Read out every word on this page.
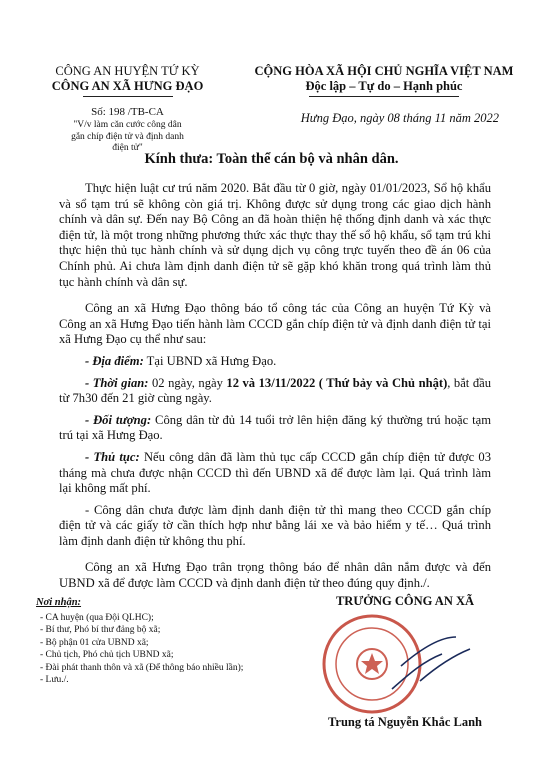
CÔNG AN HUYỆN TỨ KỲ
CÔNG AN XÃ HƯNG ĐẠO
Số: 198 /TB-CA
"V/v làm căn cước công dân gắn chíp điện tử và định danh điện tử"
CỘNG HÒA XÃ HỘI CHỦ NGHĨA VIỆT NAM
Độc lập – Tự do – Hạnh phúc
Hưng Đạo, ngày 08 tháng 11 năm 2022
Kính thưa: Toàn thể cán bộ và nhân dân.

Thực hiện luật cư trú năm 2020. Bắt đầu từ 0 giờ, ngày 01/01/2023, Sổ hộ khẩu và sổ tạm trú sẽ không còn giá trị. Không được sử dụng trong các giao dịch hành chính và dân sự. Đến nay Bộ Công an đã hoàn thiện hệ thống định danh và xác thực điện tử, là một trong những phương thức xác thực thay thế sổ hộ khẩu, sổ tạm trú khi thực hiện thủ tục hành chính và sử dụng dịch vụ công trực tuyến theo đề án 06 của Chính phủ. Ai chưa làm định danh điện tử sẽ gặp khó khăn trong quá trình làm thủ tục hành chính và dân sự.

Công an xã Hưng Đạo thông báo tổ công tác của Công an huyện Tứ Kỳ và Công an xã Hưng Đạo tiến hành làm CCCD gắn chíp điện tử và định danh điện tử tại xã Hưng Đạo cụ thể như sau:

- Địa điểm: Tại UBND xã Hưng Đạo.

- Thời gian: 02 ngày, ngày 12 và 13/11/2022 ( Thứ bảy và Chủ nhật), bắt đầu từ 7h30 đến 21 giờ cùng ngày.

- Đối tượng: Công dân từ đủ 14 tuổi trở lên hiện đăng ký thường trú hoặc tạm trú tại xã Hưng Đạo.

- Thủ tục: Nếu công dân đã làm thủ tục cấp CCCD gắn chíp điện tử được 03 tháng mà chưa được nhận CCCD thì đến UBND xã để được làm lại. Quá trình làm lại không mất phí.

- Công dân chưa được làm định danh điện tử thì mang theo CCCD gắn chíp điện tử và các giấy tờ cần thích hợp như bằng lái xe và bảo hiểm y tế… Quá trình làm định danh điện tử không thu phí.

Công an xã Hưng Đạo trân trọng thông báo để nhân dân nắm được và đến UBND xã để được làm CCCD và định danh điện tử theo đúng quy định./.

Nơi nhận:
- CA huyện (qua Đội QLHC);
- Bí thư, Phó bí thư đảng bộ xã;
- Bộ phận 01 cửa UBND xã;
- Chủ tịch, Phó chủ tịch UBND xã;
- Đài phát thanh thôn và xã (Để thông báo nhiều lần);
- Lưu./.
TRƯỞNG CÔNG AN XÃ
Trung tá Nguyễn Khắc Lanh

:::::

## The exercise
Copy out each line word for word, please, skipping the images.

## Written response
Read out every word on this page.
CÔNG AN HUYỆN TỨ KỲ
CÔNG AN XÃ HƯNG ĐẠO
Số: 198 /TB-CA
"V/v làm căn cước công dân gắn chíp điện tử và định danh điện tử"
CỘNG HÒA XÃ HỘI CHỦ NGHĨA VIỆT NAM
Độc lập – Tự do – Hạnh phúc
Hưng Đạo, ngày 08 tháng 11 năm 2022
Kính thưa: Toàn thể cán bộ và nhân dân.

Thực hiện luật cư trú năm 2020. Bắt đầu từ 0 giờ, ngày 01/01/2023, Sổ hộ khẩu và sổ tạm trú sẽ không còn giá trị. Không được sử dụng trong các giao dịch hành chính và dân sự. Đến nay Bộ Công an đã hoàn thiện hệ thống định danh và xác thực điện tử, là một trong những phương thức xác thực thay thế sổ hộ khẩu, sổ tạm trú khi thực hiện thủ tục hành chính và sử dụng dịch vụ công trực tuyến theo đề án 06 của Chính phủ. Ai chưa làm định danh điện tử sẽ gặp khó khăn trong quá trình làm thủ tục hành chính và dân sự.

Công an xã Hưng Đạo thông báo tổ công tác của Công an huyện Tứ Kỳ và Công an xã Hưng Đạo tiến hành làm CCCD gắn chíp điện tử và định danh điện tử tại xã Hưng Đạo cụ thể như sau:

- Địa điểm: Tại UBND xã Hưng Đạo.

- Thời gian: 02 ngày, ngày 12 và 13/11/2022 ( Thứ bảy và Chủ nhật), bắt đầu từ 7h30 đến 21 giờ cùng ngày.

- Đối tượng: Công dân từ đủ 14 tuổi trở lên hiện đăng ký thường trú hoặc tạm trú tại xã Hưng Đạo.

- Thủ tục: Nếu công dân đã làm thủ tục cấp CCCD gắn chíp điện tử được 03 tháng mà chưa được nhận CCCD thì đến UBND xã để được làm lại. Quá trình làm lại không mất phí.

- Công dân chưa được làm định danh điện tử thì mang theo CCCD gắn chíp điện tử và các giấy tờ cần thích hợp như bằng lái xe và bảo hiểm y tế… Quá trình làm định danh điện tử không thu phí.

Công an xã Hưng Đạo trân trọng thông báo để nhân dân nắm được và đến UBND xã để được làm CCCD và định danh điện tử theo đúng quy định./.

Nơi nhận:
- CA huyện (qua Đội QLHC);
- Bí thư, Phó bí thư đảng bộ xã;
- Bộ phận 01 cửa UBND xã;
- Chủ tịch, Phó chủ tịch UBND xã;
- Đài phát thanh thôn và xã (Để thông báo nhiều lần);
- Lưu./.
TRƯỞNG CÔNG AN XÃ
Trung tá Nguyễn Khắc Lanh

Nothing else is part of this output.